__GOAL__
Omit the pictures, please, and give each record below again exactly.

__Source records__

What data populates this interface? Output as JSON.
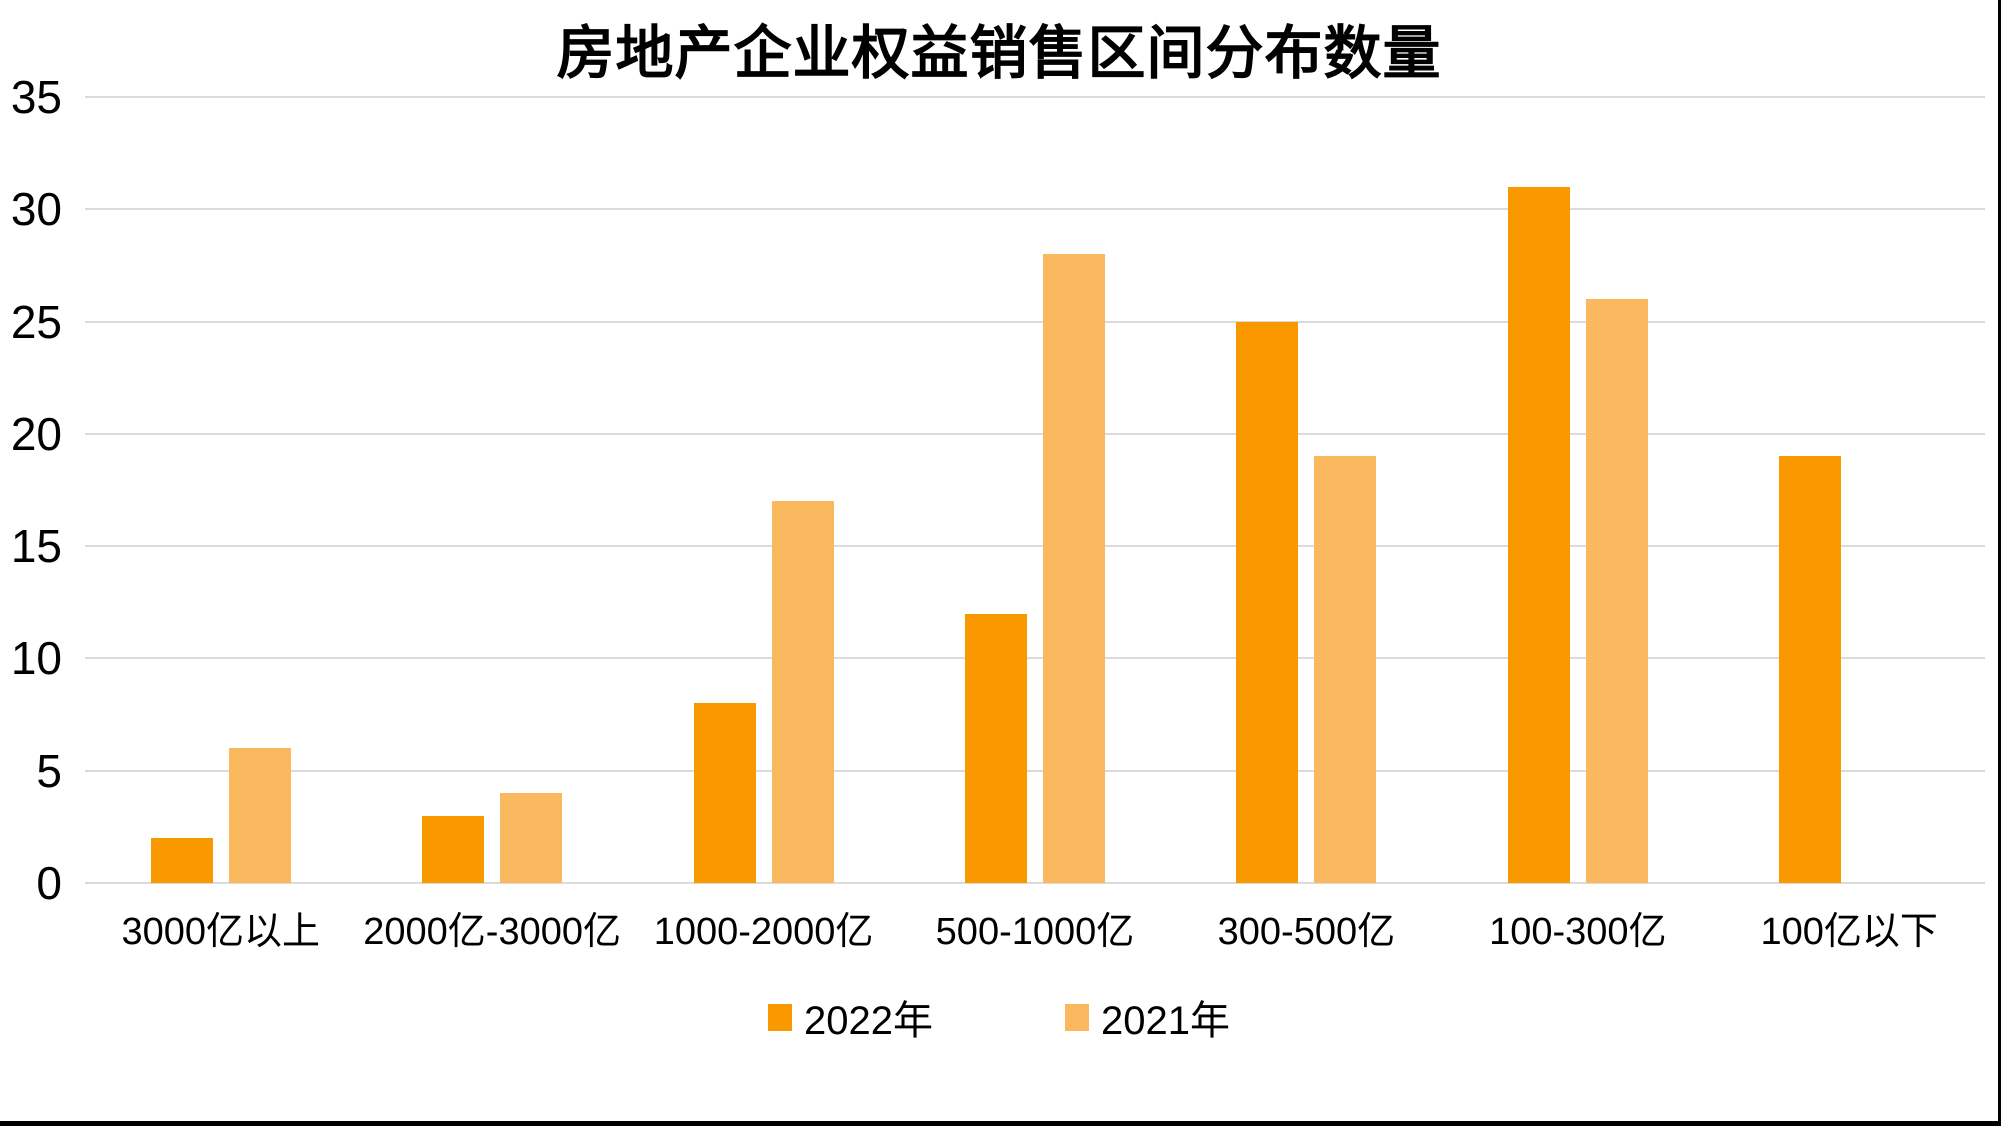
{
  "title": "房地产企业权益销售区间分布数量",
  "colors": {
    "series_2022": "#FA9800",
    "series_2021": "#FBB95F",
    "gridline": "#DBDBDB",
    "text": "#000000",
    "frame": "#000000",
    "background": "#FFFFFF"
  },
  "chart_data": {
    "type": "bar",
    "title": "房地产企业权益销售区间分布数量",
    "categories": [
      "3000亿以上",
      "2000亿-3000亿",
      "1000-2000亿",
      "500-1000亿",
      "300-500亿",
      "100-300亿",
      "100亿以下"
    ],
    "series": [
      {
        "name": "2022年",
        "color": "#FA9800",
        "values": [
          2,
          3,
          8,
          12,
          25,
          31,
          19
        ]
      },
      {
        "name": "2021年",
        "color": "#FBB95F",
        "values": [
          6,
          4,
          17,
          28,
          19,
          26,
          null
        ]
      }
    ],
    "xlabel": "",
    "ylabel": "",
    "ylim": [
      0,
      35
    ],
    "yticks": [
      0,
      5,
      10,
      15,
      20,
      25,
      30,
      35
    ],
    "grid": "horizontal-on",
    "legend_position": "bottom-center"
  },
  "legend": {
    "items": [
      {
        "label": "2022年",
        "color": "#FA9800"
      },
      {
        "label": "2021年",
        "color": "#FBB95F"
      }
    ]
  }
}
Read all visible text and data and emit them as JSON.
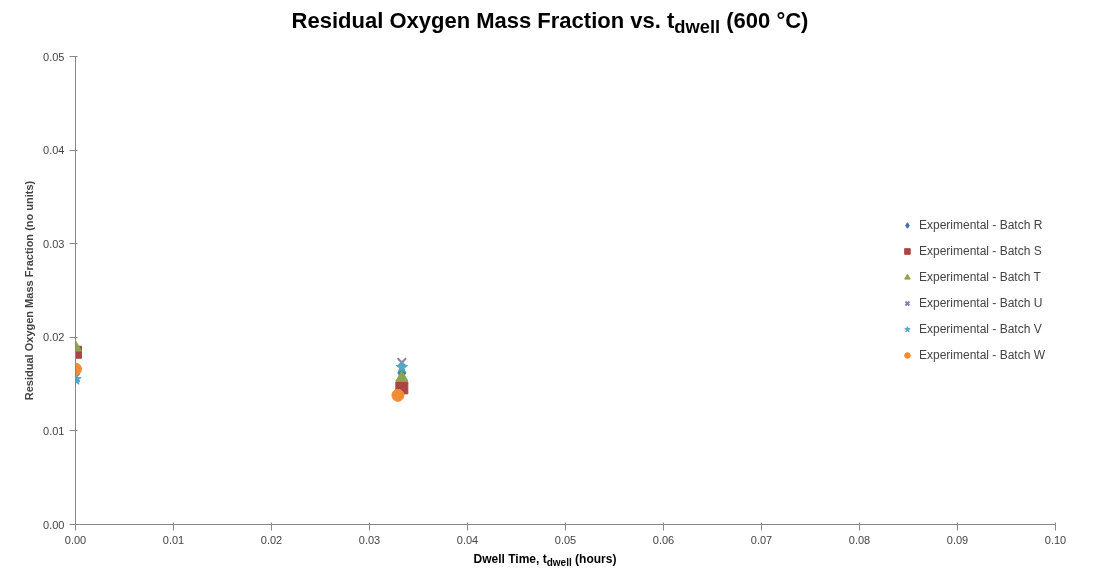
{
  "chart_data": {
    "type": "scatter",
    "title": "Residual Oxygen Mass Fraction vs. t$_{dwell}$ (600 °C)",
    "xlabel": "Dwell Time, t$_{dwell}$ (hours)",
    "ylabel": "Residual Oxygen Mass Fraction (no units)",
    "xlim": [
      0,
      0.1
    ],
    "xticks": [
      {
        "value": 0,
        "label": "0.00"
      },
      {
        "value": 0.01,
        "label": "0.01"
      },
      {
        "value": 0.02,
        "label": "0.02"
      },
      {
        "value": 0.03,
        "label": "0.03"
      },
      {
        "value": 0.04,
        "label": "0.04"
      },
      {
        "value": 0.05,
        "label": "0.05"
      },
      {
        "value": 0.06,
        "label": "0.06"
      },
      {
        "value": 0.07,
        "label": "0.07"
      },
      {
        "value": 0.08,
        "label": "0.08"
      },
      {
        "value": 0.09,
        "label": "0.09"
      },
      {
        "value": 0.1,
        "label": "0.10"
      }
    ],
    "ylim": [
      0,
      0.05
    ],
    "yticks": [
      {
        "value": 0,
        "label": "0.00"
      },
      {
        "value": 0.01,
        "label": "0.01"
      },
      {
        "value": 0.02,
        "label": "0.02"
      },
      {
        "value": 0.03,
        "label": "0.03"
      },
      {
        "value": 0.04,
        "label": "0.04"
      },
      {
        "value": 0.05,
        "label": "0.05"
      }
    ],
    "grid": false,
    "legend": "right",
    "series": [
      {
        "name": "Experimental - Batch R",
        "color": "#4572a7",
        "marker": "diamond",
        "x": [
          0.0333
        ],
        "values": [
          0.0162
        ]
      },
      {
        "name": "Experimental - Batch S",
        "color": "#aa4643",
        "marker": "square",
        "x": [
          0,
          0.0333
        ],
        "values": [
          0.0184,
          0.0146
        ]
      },
      {
        "name": "Experimental - Batch T",
        "color": "#89a54e",
        "marker": "triangle",
        "x": [
          0,
          0.0333
        ],
        "values": [
          0.0189,
          0.0157
        ]
      },
      {
        "name": "Experimental - Batch U",
        "color": "#8c7fb0",
        "marker": "cross",
        "x": [
          0,
          0.0333
        ],
        "values": [
          0.0157,
          0.0173
        ]
      },
      {
        "name": "Experimental - Batch V",
        "color": "#4bacc6",
        "marker": "star",
        "x": [
          0,
          0.0333
        ],
        "values": [
          0.0155,
          0.0168
        ]
      },
      {
        "name": "Experimental - Batch W",
        "color": "#f08c34",
        "marker": "circle",
        "x": [
          0,
          0.0329
        ],
        "values": [
          0.0166,
          0.0138
        ]
      }
    ]
  }
}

__EXERCISE ANSWER__
What data populates this interface? Output as JSON.
{
  "title": "房地产企业权益销售区间分布数量",
  "colors": {
    "series_2022": "#FA9800",
    "series_2021": "#FBB95F",
    "gridline": "#DBDBDB",
    "text": "#000000",
    "frame": "#000000",
    "background": "#FFFFFF"
  },
  "chart_data": {
    "type": "bar",
    "title": "房地产企业权益销售区间分布数量",
    "categories": [
      "3000亿以上",
      "2000亿-3000亿",
      "1000-2000亿",
      "500-1000亿",
      "300-500亿",
      "100-300亿",
      "100亿以下"
    ],
    "series": [
      {
        "name": "2022年",
        "color": "#FA9800",
        "values": [
          2,
          3,
          8,
          12,
          25,
          31,
          19
        ]
      },
      {
        "name": "2021年",
        "color": "#FBB95F",
        "values": [
          6,
          4,
          17,
          28,
          19,
          26,
          null
        ]
      }
    ],
    "xlabel": "",
    "ylabel": "",
    "ylim": [
      0,
      35
    ],
    "yticks": [
      0,
      5,
      10,
      15,
      20,
      25,
      30,
      35
    ],
    "grid": "horizontal-on",
    "legend_position": "bottom-center"
  },
  "legend": {
    "items": [
      {
        "label": "2022年",
        "color": "#FA9800"
      },
      {
        "label": "2021年",
        "color": "#FBB95F"
      }
    ]
  }
}
Read all visible text and data and emit them as JSON.
{
  "chart_data": {
    "type": "scatter",
    "title": "Residual Oxygen Mass Fraction vs. t$_{dwell}$ (600 °C)",
    "xlabel": "Dwell Time, t$_{dwell}$ (hours)",
    "ylabel": "Residual Oxygen Mass Fraction (no units)",
    "xlim": [
      0,
      0.1
    ],
    "xticks": [
      {
        "value": 0,
        "label": "0.00"
      },
      {
        "value": 0.01,
        "label": "0.01"
      },
      {
        "value": 0.02,
        "label": "0.02"
      },
      {
        "value": 0.03,
        "label": "0.03"
      },
      {
        "value": 0.04,
        "label": "0.04"
      },
      {
        "value": 0.05,
        "label": "0.05"
      },
      {
        "value": 0.06,
        "label": "0.06"
      },
      {
        "value": 0.07,
        "label": "0.07"
      },
      {
        "value": 0.08,
        "label": "0.08"
      },
      {
        "value": 0.09,
        "label": "0.09"
      },
      {
        "value": 0.1,
        "label": "0.10"
      }
    ],
    "ylim": [
      0,
      0.05
    ],
    "yticks": [
      {
        "value": 0,
        "label": "0.00"
      },
      {
        "value": 0.01,
        "label": "0.01"
      },
      {
        "value": 0.02,
        "label": "0.02"
      },
      {
        "value": 0.03,
        "label": "0.03"
      },
      {
        "value": 0.04,
        "label": "0.04"
      },
      {
        "value": 0.05,
        "label": "0.05"
      }
    ],
    "grid": false,
    "legend": "right",
    "series": [
      {
        "name": "Experimental - Batch R",
        "color": "#4572a7",
        "marker": "diamond",
        "x": [
          0.0333
        ],
        "values": [
          0.0162
        ]
      },
      {
        "name": "Experimental - Batch S",
        "color": "#aa4643",
        "marker": "square",
        "x": [
          0,
          0.0333
        ],
        "values": [
          0.0184,
          0.0146
        ]
      },
      {
        "name": "Experimental - Batch T",
        "color": "#89a54e",
        "marker": "triangle",
        "x": [
          0,
          0.0333
        ],
        "values": [
          0.0189,
          0.0157
        ]
      },
      {
        "name": "Experimental - Batch U",
        "color": "#8c7fb0",
        "marker": "cross",
        "x": [
          0,
          0.0333
        ],
        "values": [
          0.0157,
          0.0173
        ]
      },
      {
        "name": "Experimental - Batch V",
        "color": "#4bacc6",
        "marker": "star",
        "x": [
          0,
          0.0333
        ],
        "values": [
          0.0155,
          0.0168
        ]
      },
      {
        "name": "Experimental - Batch W",
        "color": "#f08c34",
        "marker": "circle",
        "x": [
          0,
          0.0329
        ],
        "values": [
          0.0166,
          0.0138
        ]
      }
    ]
  }
}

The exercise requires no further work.